> GIVEN DATA:
★ ★ ★ ★ ★ ★ ★

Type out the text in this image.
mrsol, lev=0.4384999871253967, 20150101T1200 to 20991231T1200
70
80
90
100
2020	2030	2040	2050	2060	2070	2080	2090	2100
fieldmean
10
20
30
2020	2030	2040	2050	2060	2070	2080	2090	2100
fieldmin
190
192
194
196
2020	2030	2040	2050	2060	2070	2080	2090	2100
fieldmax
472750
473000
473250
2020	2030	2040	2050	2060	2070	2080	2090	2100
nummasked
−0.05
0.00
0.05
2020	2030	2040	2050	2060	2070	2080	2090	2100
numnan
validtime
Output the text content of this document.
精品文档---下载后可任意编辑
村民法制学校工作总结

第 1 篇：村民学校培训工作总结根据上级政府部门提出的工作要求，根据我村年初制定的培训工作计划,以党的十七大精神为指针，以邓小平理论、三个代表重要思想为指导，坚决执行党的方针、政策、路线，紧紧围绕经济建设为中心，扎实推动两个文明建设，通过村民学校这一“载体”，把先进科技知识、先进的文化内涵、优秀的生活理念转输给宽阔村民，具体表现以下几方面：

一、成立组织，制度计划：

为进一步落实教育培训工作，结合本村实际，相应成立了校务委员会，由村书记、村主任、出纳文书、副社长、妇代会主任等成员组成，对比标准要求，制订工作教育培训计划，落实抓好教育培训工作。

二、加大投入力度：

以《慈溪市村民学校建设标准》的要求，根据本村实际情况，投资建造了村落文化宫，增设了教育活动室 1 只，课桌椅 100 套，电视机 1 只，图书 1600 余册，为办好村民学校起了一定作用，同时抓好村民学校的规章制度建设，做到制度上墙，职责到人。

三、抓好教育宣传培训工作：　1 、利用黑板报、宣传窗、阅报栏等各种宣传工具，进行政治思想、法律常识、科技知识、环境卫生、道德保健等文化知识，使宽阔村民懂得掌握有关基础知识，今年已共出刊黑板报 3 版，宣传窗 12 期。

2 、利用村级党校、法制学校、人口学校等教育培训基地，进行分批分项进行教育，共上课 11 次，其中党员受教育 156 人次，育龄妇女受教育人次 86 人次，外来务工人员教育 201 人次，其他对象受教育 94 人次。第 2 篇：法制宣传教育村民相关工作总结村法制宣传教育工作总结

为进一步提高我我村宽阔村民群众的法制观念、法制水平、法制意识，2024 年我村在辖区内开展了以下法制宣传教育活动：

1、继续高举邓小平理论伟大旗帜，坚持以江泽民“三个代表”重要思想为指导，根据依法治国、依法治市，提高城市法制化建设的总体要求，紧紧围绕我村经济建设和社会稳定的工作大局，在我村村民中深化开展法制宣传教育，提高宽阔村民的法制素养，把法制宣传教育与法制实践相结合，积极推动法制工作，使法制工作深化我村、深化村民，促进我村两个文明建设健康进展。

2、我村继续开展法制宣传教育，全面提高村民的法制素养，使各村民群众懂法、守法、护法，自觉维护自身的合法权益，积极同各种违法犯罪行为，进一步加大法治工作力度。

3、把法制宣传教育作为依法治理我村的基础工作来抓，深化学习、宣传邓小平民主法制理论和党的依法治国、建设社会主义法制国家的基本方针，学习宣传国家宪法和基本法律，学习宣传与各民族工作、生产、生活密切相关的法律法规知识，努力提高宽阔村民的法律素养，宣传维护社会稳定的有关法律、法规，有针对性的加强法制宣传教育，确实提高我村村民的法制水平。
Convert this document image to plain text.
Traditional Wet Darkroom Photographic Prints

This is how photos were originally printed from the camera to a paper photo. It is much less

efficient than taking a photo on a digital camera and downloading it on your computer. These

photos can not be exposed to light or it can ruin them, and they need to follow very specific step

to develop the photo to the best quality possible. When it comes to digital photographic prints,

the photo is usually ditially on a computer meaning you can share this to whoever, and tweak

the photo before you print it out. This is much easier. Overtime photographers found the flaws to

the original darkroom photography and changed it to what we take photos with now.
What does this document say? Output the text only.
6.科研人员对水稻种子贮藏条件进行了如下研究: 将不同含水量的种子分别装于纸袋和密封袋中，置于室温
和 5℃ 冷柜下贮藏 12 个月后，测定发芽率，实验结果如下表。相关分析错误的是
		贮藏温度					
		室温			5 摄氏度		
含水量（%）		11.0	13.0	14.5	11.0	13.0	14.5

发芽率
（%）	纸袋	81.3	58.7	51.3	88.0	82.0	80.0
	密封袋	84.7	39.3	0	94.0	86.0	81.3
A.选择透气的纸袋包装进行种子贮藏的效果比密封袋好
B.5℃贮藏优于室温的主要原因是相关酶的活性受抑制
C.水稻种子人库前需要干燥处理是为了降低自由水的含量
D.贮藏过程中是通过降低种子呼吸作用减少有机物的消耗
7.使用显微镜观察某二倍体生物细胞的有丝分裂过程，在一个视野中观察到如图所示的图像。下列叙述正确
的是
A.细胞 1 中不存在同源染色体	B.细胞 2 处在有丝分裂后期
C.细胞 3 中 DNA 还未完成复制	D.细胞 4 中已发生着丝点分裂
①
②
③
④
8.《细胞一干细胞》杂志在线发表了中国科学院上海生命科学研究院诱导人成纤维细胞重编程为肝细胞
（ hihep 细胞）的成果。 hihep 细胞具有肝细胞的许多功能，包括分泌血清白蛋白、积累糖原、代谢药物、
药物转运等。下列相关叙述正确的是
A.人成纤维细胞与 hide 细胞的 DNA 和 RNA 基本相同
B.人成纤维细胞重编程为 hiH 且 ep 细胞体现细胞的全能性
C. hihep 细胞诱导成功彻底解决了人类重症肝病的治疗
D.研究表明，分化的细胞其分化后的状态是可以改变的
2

★ ★ ★ ★ ★ ★ ★

> GIVEN REQUEST: Would you give the material above again, complete and exact?

> WORKED SOLUTION:
Type out the text in this image.
mrsol, lev=0.4384999871253967, 20150101T1200 to 20991231T1200
70
80
90
100
2020	2030	2040	2050	2060	2070	2080	2090	2100
fieldmean
10
20
30
2020	2030	2040	2050	2060	2070	2080	2090	2100
fieldmin
190
192
194
196
2020	2030	2040	2050	2060	2070	2080	2090	2100
fieldmax
472750
473000
473250
2020	2030	2040	2050	2060	2070	2080	2090	2100
nummasked
−0.05
0.00
0.05
2020	2030	2040	2050	2060	2070	2080	2090	2100
numnan
validtime
Output the text content of this document.
精品文档---下载后可任意编辑
村民法制学校工作总结

第 1 篇：村民学校培训工作总结根据上级政府部门提出的工作要求，根据我村年初制定的培训工作计划,以党的十七大精神为指针，以邓小平理论、三个代表重要思想为指导，坚决执行党的方针、政策、路线，紧紧围绕经济建设为中心，扎实推动两个文明建设，通过村民学校这一“载体”，把先进科技知识、先进的文化内涵、优秀的生活理念转输给宽阔村民，具体表现以下几方面：

一、成立组织，制度计划：

为进一步落实教育培训工作，结合本村实际，相应成立了校务委员会，由村书记、村主任、出纳文书、副社长、妇代会主任等成员组成，对比标准要求，制订工作教育培训计划，落实抓好教育培训工作。

二、加大投入力度：

以《慈溪市村民学校建设标准》的要求，根据本村实际情况，投资建造了村落文化宫，增设了教育活动室 1 只，课桌椅 100 套，电视机 1 只，图书 1600 余册，为办好村民学校起了一定作用，同时抓好村民学校的规章制度建设，做到制度上墙，职责到人。

三、抓好教育宣传培训工作：　1 、利用黑板报、宣传窗、阅报栏等各种宣传工具，进行政治思想、法律常识、科技知识、环境卫生、道德保健等文化知识，使宽阔村民懂得掌握有关基础知识，今年已共出刊黑板报 3 版，宣传窗 12 期。

2 、利用村级党校、法制学校、人口学校等教育培训基地，进行分批分项进行教育，共上课 11 次，其中党员受教育 156 人次，育龄妇女受教育人次 86 人次，外来务工人员教育 201 人次，其他对象受教育 94 人次。第 2 篇：法制宣传教育村民相关工作总结村法制宣传教育工作总结

为进一步提高我我村宽阔村民群众的法制观念、法制水平、法制意识，2024 年我村在辖区内开展了以下法制宣传教育活动：

1、继续高举邓小平理论伟大旗帜，坚持以江泽民“三个代表”重要思想为指导，根据依法治国、依法治市，提高城市法制化建设的总体要求，紧紧围绕我村经济建设和社会稳定的工作大局，在我村村民中深化开展法制宣传教育，提高宽阔村民的法制素养，把法制宣传教育与法制实践相结合，积极推动法制工作，使法制工作深化我村、深化村民，促进我村两个文明建设健康进展。

2、我村继续开展法制宣传教育，全面提高村民的法制素养，使各村民群众懂法、守法、护法，自觉维护自身的合法权益，积极同各种违法犯罪行为，进一步加大法治工作力度。

3、把法制宣传教育作为依法治理我村的基础工作来抓，深化学习、宣传邓小平民主法制理论和党的依法治国、建设社会主义法制国家的基本方针，学习宣传国家宪法和基本法律，学习宣传与各民族工作、生产、生活密切相关的法律法规知识，努力提高宽阔村民的法律素养，宣传维护社会稳定的有关法律、法规，有针对性的加强法制宣传教育，确实提高我村村民的法制水平。
Convert this document image to plain text.
Traditional Wet Darkroom Photographic Prints

This is how photos were originally printed from the camera to a paper photo. It is much less

efficient than taking a photo on a digital camera and downloading it on your computer. These

photos can not be exposed to light or it can ruin them, and they need to follow very specific step

to develop the photo to the best quality possible. When it comes to digital photographic prints,

the photo is usually ditially on a computer meaning you can share this to whoever, and tweak

the photo before you print it out. This is much easier. Overtime photographers found the flaws to

the original darkroom photography and changed it to what we take photos with now.
What does this document say? Output the text only.
6.科研人员对水稻种子贮藏条件进行了如下研究: 将不同含水量的种子分别装于纸袋和密封袋中，置于室温
和 5℃ 冷柜下贮藏 12 个月后，测定发芽率，实验结果如下表。相关分析错误的是
		贮藏温度					
		室温			5 摄氏度		
含水量（%）		11.0	13.0	14.5	11.0	13.0	14.5

发芽率
（%）	纸袋	81.3	58.7	51.3	88.0	82.0	80.0
	密封袋	84.7	39.3	0	94.0	86.0	81.3
A.选择透气的纸袋包装进行种子贮藏的效果比密封袋好
B.5℃贮藏优于室温的主要原因是相关酶的活性受抑制
C.水稻种子人库前需要干燥处理是为了降低自由水的含量
D.贮藏过程中是通过降低种子呼吸作用减少有机物的消耗
7.使用显微镜观察某二倍体生物细胞的有丝分裂过程，在一个视野中观察到如图所示的图像。下列叙述正确
的是
A.细胞 1 中不存在同源染色体	B.细胞 2 处在有丝分裂后期
C.细胞 3 中 DNA 还未完成复制	D.细胞 4 中已发生着丝点分裂
①
②
③
④
8.《细胞一干细胞》杂志在线发表了中国科学院上海生命科学研究院诱导人成纤维细胞重编程为肝细胞
（ hihep 细胞）的成果。 hihep 细胞具有肝细胞的许多功能，包括分泌血清白蛋白、积累糖原、代谢药物、
药物转运等。下列相关叙述正确的是
A.人成纤维细胞与 hide 细胞的 DNA 和 RNA 基本相同
B.人成纤维细胞重编程为 hiH 且 ep 细胞体现细胞的全能性
C. hihep 细胞诱导成功彻底解决了人类重症肝病的治疗
D.研究表明，分化的细胞其分化后的状态是可以改变的
2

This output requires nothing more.